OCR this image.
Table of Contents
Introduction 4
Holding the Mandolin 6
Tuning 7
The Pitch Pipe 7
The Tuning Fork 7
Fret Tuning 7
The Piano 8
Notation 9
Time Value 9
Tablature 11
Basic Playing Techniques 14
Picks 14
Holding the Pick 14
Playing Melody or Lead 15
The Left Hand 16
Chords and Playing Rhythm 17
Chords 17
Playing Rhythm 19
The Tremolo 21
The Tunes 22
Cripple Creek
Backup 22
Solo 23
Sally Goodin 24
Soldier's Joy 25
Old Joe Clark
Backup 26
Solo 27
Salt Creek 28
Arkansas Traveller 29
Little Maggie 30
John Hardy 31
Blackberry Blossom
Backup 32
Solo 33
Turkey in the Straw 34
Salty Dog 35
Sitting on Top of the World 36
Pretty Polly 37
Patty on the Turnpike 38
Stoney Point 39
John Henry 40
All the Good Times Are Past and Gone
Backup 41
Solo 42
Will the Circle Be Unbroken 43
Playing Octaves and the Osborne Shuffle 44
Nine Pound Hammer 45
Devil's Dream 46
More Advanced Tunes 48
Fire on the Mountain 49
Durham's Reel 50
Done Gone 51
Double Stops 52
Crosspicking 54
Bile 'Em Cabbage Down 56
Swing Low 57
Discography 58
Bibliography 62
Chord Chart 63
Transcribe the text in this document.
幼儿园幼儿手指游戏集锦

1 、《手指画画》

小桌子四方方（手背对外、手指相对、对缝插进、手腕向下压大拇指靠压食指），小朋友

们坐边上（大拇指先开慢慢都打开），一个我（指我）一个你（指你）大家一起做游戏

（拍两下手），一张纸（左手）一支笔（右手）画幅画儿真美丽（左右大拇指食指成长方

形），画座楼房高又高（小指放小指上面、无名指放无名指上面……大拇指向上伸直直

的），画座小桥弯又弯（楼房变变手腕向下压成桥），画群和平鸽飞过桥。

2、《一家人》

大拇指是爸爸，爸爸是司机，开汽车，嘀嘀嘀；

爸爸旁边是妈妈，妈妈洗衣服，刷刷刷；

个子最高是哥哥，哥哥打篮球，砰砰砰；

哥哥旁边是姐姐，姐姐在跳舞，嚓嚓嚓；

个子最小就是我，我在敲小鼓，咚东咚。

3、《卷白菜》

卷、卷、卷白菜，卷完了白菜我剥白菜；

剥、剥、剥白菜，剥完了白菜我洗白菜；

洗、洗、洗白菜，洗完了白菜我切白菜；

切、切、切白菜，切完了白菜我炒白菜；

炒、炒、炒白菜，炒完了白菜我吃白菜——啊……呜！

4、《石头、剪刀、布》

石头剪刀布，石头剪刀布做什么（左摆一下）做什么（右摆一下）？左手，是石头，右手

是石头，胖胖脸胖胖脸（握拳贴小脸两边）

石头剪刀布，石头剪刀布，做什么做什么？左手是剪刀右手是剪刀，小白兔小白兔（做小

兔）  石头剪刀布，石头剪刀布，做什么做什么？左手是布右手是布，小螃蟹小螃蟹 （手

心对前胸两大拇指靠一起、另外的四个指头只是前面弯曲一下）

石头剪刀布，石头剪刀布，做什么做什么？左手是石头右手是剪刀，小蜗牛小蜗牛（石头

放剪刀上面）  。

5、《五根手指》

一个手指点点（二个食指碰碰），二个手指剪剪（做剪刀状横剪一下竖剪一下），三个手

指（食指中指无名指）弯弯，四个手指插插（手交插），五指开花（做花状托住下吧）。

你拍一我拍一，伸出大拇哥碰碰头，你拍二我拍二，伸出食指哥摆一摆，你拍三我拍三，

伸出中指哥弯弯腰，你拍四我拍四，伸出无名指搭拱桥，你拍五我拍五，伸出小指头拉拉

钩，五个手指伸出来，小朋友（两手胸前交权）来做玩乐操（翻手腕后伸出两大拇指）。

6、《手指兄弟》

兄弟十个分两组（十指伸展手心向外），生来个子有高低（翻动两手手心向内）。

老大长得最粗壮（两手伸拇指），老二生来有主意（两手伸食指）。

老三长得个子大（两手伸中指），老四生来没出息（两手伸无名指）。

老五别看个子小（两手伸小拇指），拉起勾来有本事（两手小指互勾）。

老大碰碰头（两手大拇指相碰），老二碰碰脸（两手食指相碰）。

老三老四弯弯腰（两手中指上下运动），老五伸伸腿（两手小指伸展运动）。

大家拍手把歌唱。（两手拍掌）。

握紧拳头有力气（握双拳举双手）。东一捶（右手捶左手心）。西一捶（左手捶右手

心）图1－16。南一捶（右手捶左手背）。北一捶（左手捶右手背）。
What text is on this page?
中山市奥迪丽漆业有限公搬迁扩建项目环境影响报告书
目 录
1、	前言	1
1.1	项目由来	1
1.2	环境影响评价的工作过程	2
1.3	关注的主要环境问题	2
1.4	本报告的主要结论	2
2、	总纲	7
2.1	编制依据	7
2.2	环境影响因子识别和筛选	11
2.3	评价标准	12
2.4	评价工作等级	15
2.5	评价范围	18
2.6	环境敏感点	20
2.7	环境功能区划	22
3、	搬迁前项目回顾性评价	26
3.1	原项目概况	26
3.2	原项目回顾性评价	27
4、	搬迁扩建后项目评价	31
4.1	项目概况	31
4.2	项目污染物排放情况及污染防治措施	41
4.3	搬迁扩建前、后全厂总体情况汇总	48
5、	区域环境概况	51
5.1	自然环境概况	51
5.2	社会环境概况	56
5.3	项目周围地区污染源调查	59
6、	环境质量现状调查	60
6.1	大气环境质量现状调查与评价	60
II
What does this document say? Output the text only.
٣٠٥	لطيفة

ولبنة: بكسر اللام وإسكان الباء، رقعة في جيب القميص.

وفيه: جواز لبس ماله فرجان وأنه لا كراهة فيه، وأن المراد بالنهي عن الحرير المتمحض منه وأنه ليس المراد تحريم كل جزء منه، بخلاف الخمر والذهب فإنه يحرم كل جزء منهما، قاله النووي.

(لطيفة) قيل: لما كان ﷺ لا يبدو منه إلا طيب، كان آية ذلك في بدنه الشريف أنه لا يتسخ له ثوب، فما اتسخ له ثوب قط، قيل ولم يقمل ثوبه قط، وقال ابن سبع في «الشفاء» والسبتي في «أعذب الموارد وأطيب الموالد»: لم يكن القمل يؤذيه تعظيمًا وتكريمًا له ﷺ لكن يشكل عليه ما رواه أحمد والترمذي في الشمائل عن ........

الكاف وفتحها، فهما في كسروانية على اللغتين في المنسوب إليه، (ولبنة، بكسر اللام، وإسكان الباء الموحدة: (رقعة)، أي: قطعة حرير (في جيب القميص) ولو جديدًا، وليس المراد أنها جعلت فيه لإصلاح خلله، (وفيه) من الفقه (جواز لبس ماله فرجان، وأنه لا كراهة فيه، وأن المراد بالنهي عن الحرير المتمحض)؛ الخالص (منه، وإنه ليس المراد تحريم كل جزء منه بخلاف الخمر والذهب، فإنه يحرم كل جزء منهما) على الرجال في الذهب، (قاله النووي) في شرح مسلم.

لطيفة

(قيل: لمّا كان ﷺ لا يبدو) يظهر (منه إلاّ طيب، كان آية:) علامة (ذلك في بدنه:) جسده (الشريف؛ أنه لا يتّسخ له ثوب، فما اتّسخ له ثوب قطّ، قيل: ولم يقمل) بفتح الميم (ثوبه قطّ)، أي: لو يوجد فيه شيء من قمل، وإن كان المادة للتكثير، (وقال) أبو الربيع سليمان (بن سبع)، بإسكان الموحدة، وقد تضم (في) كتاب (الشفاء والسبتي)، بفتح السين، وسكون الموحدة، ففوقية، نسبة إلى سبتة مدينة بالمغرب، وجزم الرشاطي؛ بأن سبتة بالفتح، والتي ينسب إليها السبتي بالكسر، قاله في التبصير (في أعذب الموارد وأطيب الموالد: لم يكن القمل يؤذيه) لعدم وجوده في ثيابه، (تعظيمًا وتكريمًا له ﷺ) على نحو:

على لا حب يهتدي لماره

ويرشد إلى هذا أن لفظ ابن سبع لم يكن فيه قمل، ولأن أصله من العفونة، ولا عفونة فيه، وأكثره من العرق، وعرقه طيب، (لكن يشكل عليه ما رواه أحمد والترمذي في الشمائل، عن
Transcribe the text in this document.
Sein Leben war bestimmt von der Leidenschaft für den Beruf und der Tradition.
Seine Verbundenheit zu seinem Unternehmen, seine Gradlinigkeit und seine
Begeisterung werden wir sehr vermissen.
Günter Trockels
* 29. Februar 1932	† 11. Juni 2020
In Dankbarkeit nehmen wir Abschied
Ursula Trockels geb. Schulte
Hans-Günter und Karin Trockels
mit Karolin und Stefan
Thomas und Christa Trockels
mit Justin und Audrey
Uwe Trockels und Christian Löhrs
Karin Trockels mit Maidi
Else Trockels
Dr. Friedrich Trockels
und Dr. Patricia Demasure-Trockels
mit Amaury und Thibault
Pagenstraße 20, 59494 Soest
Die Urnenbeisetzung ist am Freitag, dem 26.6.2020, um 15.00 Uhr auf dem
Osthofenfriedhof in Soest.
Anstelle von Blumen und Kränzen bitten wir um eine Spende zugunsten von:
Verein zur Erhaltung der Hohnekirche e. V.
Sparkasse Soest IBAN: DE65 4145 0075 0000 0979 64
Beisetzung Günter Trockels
———
### Exercise description:
Look through the material above and pick out each line holding the word "عليه".

### Right answer:
(لطيفة) قيل: لما كان ﷺ لا يبدو منه إلا طيب، كان آية ذلك في بدنه الشريف أنه لا يتسخ له ثوب، فما اتسخ له ثوب قط، قيل ولم يقمل ثوبه قط، وقال ابن سبع في «الشفاء» والسبتي في «أعذب الموارد وأطيب الموالد»: لم يكن القمل يؤذيه تعظيمًا وتكريمًا له ﷺ لكن يشكل عليه ما رواه أحمد والترمذي في الشمائل عن ........
ويرشد إلى هذا أن لفظ ابن سبع لم يكن فيه قمل، ولأن أصله من العفونة، ولا عفونة فيه، وأكثره من العرق، وعرقه طيب، (لكن يشكل عليه ما رواه أحمد والترمذي في الشمائل، عن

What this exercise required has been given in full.